Problem description:
Which lines in the records below contain the word "Intel"? Copy each of them.

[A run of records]
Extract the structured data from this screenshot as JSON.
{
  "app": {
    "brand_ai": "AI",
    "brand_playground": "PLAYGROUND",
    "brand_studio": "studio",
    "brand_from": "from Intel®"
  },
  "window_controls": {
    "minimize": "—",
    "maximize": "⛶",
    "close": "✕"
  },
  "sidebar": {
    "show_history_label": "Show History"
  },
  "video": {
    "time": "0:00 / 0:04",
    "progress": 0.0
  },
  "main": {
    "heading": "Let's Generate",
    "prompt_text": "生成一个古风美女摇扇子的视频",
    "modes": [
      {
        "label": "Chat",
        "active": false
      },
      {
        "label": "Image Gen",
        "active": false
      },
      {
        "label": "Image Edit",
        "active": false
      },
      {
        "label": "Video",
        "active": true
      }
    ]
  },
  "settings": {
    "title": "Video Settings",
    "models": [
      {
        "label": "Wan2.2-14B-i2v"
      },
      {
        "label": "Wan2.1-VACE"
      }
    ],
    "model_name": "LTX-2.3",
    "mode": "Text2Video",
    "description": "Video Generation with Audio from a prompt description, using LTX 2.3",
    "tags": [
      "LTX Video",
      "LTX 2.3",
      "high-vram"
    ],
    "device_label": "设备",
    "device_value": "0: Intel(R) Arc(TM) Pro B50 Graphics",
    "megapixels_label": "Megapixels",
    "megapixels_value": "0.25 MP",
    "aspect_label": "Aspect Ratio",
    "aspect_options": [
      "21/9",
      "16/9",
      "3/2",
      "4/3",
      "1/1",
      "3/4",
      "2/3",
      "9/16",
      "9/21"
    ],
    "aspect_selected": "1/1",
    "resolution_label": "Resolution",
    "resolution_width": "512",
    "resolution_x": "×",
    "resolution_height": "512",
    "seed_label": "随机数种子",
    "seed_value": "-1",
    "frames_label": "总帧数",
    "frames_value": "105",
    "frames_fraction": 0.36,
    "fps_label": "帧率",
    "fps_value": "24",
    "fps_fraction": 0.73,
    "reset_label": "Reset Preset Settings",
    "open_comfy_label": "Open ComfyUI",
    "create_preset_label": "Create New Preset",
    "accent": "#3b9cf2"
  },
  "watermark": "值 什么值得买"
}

Written solution:
    "brand_from": "from Intel®"
    "device_value": "0: Intel(R) Arc(TM) Pro B50 Graphics",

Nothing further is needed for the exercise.